-- JOB --
Note how many lines include the word "zich", and give that number by itself.
##### EXCERPTED DATA #####
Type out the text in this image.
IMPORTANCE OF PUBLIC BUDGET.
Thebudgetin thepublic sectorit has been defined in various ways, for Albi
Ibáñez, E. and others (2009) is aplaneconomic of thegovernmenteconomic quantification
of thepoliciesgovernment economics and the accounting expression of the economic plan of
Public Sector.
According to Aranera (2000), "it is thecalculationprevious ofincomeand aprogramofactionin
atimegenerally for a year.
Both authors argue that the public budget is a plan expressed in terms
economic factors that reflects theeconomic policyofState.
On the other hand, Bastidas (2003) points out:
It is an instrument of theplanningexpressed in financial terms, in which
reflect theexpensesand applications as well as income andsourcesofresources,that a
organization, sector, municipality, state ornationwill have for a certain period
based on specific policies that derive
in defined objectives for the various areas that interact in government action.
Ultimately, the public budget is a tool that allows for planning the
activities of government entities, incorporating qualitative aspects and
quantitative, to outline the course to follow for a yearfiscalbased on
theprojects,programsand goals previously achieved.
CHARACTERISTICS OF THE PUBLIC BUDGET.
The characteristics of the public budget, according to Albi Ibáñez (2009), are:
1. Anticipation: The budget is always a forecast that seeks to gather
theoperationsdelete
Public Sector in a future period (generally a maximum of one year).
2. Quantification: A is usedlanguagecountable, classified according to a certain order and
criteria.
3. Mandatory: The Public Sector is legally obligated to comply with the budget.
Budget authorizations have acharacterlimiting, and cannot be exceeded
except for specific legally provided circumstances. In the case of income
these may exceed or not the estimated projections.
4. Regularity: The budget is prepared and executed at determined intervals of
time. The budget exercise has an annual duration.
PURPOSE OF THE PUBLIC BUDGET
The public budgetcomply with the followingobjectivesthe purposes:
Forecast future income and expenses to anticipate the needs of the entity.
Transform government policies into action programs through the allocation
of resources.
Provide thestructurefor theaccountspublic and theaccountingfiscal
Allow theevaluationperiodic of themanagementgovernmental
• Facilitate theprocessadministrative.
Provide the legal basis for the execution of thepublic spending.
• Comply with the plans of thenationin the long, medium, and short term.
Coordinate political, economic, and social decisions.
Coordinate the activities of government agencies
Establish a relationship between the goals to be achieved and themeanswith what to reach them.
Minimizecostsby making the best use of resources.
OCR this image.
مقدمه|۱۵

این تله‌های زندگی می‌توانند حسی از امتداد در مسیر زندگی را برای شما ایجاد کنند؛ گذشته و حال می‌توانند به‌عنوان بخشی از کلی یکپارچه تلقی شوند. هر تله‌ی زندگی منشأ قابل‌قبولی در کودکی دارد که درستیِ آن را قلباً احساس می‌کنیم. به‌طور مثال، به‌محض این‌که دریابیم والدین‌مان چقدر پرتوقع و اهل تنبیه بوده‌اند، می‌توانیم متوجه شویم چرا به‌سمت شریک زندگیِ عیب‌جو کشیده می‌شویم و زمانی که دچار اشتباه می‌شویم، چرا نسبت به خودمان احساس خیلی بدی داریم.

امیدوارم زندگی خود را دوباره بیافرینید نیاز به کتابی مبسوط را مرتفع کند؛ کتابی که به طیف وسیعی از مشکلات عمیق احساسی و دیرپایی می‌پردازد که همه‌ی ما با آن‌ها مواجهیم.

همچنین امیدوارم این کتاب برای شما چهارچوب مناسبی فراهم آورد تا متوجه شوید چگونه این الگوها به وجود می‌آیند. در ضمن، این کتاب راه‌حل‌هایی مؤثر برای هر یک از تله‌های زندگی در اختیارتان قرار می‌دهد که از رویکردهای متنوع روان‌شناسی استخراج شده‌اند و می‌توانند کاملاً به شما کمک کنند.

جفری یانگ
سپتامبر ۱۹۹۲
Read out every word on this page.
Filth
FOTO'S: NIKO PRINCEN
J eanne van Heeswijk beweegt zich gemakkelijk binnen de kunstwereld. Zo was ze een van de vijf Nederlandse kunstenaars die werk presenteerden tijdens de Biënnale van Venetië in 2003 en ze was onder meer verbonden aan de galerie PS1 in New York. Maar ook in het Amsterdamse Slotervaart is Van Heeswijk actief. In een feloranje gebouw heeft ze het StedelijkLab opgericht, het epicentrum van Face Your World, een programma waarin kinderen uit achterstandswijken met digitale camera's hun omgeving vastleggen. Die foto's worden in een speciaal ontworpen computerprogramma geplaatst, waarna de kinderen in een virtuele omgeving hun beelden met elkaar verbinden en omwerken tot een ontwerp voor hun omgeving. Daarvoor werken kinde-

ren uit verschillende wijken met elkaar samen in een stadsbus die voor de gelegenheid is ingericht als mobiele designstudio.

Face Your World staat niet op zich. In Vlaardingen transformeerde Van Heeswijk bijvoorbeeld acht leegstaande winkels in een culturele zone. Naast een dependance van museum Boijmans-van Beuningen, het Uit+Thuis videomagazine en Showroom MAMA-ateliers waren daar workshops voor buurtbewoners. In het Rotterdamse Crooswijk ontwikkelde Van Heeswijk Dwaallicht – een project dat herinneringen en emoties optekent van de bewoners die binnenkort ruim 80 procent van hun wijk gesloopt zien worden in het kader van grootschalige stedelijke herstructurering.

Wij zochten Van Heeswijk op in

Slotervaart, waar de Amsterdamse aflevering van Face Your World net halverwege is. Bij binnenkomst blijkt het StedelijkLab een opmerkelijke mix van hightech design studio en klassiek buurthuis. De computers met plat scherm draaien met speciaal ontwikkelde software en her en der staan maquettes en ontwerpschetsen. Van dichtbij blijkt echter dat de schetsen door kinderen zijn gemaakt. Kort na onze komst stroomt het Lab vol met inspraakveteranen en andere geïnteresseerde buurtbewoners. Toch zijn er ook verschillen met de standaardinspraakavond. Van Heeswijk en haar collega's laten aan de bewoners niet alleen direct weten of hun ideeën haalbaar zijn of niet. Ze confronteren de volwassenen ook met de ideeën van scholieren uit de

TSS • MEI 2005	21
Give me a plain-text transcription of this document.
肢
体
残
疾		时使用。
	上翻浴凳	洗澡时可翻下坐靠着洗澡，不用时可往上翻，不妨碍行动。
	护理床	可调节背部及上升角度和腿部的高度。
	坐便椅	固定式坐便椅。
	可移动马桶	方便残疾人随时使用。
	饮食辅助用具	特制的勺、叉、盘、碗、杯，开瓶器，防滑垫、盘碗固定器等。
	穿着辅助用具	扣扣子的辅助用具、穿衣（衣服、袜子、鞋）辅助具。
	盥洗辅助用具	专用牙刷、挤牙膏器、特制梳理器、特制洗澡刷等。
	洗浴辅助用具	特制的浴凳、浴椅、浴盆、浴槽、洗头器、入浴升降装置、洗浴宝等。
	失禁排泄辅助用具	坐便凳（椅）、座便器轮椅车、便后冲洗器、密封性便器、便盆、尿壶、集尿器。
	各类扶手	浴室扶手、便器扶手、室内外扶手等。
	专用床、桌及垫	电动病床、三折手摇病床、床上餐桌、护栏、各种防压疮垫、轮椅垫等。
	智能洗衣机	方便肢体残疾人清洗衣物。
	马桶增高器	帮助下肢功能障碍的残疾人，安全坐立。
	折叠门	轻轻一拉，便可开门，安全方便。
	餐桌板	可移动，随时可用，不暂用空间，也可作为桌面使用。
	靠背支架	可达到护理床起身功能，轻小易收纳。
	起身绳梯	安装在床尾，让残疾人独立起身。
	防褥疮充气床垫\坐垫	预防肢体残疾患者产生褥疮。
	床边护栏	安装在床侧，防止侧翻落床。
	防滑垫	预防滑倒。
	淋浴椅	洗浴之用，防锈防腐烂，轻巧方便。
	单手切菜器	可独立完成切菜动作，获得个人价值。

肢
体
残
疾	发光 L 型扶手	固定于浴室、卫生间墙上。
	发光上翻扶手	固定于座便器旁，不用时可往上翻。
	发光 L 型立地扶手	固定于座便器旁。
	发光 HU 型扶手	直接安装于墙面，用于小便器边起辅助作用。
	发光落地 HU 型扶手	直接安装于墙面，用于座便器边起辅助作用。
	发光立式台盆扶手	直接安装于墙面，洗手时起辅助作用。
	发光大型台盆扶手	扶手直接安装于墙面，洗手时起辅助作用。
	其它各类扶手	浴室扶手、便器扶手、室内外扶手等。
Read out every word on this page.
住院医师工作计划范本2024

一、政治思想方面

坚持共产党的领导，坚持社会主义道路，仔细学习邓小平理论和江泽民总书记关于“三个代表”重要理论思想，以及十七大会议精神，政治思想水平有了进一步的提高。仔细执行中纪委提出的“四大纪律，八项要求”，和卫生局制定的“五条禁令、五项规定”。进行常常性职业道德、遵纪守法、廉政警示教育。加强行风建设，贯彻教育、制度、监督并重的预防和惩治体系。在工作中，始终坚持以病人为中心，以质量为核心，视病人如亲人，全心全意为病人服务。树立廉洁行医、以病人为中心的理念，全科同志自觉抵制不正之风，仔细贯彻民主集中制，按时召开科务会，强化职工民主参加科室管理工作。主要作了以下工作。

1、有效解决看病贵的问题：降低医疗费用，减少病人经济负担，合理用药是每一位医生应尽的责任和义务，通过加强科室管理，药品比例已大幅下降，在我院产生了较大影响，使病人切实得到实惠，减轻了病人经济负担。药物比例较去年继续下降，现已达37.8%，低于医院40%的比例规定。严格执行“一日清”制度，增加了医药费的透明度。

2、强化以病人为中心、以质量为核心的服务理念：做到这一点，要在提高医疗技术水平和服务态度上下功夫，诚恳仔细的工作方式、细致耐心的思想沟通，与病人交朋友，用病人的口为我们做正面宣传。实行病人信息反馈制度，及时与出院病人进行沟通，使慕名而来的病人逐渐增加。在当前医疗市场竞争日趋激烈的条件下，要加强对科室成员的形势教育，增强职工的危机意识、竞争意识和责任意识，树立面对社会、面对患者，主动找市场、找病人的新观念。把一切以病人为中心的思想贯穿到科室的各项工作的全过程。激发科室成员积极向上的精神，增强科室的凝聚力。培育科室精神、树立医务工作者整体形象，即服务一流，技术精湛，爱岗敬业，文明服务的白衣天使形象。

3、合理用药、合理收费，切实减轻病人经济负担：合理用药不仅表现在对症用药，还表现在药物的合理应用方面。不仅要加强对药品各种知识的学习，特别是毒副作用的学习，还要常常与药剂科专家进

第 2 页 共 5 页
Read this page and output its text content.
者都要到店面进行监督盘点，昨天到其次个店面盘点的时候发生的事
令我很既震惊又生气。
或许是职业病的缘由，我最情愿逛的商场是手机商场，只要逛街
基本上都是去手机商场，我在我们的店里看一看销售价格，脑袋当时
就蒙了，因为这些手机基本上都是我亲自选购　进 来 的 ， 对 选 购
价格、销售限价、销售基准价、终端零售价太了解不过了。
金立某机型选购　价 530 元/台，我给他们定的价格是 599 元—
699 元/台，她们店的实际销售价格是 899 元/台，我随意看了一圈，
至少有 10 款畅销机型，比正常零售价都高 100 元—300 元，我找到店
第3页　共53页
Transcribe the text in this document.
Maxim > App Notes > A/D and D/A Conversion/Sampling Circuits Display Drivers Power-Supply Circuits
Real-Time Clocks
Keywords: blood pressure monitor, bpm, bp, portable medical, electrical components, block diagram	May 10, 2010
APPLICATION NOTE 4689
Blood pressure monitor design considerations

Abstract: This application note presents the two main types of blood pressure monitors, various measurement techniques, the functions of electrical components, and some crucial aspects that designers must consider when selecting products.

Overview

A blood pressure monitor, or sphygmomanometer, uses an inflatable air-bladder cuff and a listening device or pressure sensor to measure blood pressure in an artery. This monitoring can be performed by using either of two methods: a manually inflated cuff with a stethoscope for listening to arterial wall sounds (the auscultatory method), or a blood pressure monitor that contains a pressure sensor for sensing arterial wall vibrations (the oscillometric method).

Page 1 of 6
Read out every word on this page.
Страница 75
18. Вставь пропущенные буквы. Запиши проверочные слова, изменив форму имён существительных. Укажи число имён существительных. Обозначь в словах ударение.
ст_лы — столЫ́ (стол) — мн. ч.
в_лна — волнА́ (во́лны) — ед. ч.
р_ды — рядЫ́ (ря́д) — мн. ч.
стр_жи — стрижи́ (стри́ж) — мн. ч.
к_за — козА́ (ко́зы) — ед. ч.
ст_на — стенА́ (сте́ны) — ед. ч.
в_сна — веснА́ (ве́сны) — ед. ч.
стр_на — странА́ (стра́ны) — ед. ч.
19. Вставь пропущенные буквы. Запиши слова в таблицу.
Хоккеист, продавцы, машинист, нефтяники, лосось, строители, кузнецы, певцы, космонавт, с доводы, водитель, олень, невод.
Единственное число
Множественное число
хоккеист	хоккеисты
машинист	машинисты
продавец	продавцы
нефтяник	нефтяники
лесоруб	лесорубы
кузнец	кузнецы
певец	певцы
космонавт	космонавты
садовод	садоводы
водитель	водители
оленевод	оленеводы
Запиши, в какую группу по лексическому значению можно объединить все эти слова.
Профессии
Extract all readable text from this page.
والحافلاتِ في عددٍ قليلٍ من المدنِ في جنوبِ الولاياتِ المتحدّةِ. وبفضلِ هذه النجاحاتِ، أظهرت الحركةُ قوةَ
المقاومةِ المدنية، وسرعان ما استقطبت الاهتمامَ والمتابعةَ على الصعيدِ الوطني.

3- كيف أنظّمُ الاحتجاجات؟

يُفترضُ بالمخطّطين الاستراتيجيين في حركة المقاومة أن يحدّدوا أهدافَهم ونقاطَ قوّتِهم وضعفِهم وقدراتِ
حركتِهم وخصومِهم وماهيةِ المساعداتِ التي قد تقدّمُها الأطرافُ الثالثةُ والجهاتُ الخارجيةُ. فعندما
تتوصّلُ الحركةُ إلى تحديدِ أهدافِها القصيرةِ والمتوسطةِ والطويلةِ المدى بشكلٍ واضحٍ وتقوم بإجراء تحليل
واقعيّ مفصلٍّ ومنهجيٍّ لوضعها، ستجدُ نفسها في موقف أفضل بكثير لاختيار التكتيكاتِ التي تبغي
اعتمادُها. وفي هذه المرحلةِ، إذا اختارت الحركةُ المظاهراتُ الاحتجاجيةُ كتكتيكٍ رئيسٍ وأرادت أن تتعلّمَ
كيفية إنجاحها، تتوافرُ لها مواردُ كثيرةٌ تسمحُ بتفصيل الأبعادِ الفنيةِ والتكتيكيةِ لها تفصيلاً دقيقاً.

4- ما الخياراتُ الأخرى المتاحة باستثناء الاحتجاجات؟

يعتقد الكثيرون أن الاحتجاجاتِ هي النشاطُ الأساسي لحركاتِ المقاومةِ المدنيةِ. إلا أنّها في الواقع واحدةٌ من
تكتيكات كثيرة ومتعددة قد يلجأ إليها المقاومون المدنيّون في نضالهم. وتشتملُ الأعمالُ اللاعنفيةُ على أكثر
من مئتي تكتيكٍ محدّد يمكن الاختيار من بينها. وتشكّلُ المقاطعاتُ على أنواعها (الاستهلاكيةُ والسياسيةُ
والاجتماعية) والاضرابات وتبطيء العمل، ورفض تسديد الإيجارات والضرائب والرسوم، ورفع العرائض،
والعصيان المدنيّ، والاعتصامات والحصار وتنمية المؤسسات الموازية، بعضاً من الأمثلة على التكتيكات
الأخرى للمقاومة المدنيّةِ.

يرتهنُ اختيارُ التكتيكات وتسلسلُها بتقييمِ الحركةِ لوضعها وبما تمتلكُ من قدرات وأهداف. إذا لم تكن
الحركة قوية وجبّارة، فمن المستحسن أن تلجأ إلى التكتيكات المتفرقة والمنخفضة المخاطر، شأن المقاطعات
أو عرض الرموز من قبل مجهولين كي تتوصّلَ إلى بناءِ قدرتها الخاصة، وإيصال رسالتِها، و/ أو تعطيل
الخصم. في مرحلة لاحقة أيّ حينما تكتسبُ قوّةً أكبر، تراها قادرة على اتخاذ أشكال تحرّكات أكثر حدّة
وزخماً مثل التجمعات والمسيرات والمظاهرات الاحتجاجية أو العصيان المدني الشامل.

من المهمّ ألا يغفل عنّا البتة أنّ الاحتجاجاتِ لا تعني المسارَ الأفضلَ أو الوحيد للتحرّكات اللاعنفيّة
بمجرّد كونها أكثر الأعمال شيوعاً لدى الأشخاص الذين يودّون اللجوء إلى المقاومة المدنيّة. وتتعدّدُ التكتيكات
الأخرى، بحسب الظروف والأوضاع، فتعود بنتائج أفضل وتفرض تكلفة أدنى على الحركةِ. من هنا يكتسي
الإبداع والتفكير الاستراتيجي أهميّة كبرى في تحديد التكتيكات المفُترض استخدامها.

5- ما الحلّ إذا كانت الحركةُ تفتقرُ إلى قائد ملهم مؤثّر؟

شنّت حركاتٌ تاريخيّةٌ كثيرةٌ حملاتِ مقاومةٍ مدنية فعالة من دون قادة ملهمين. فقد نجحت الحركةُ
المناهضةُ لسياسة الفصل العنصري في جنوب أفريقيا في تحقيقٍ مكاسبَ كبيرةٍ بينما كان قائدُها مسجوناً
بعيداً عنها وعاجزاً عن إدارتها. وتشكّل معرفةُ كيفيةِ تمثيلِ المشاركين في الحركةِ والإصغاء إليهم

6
#####
-- RESULT FOR THIS EXERCISE --
2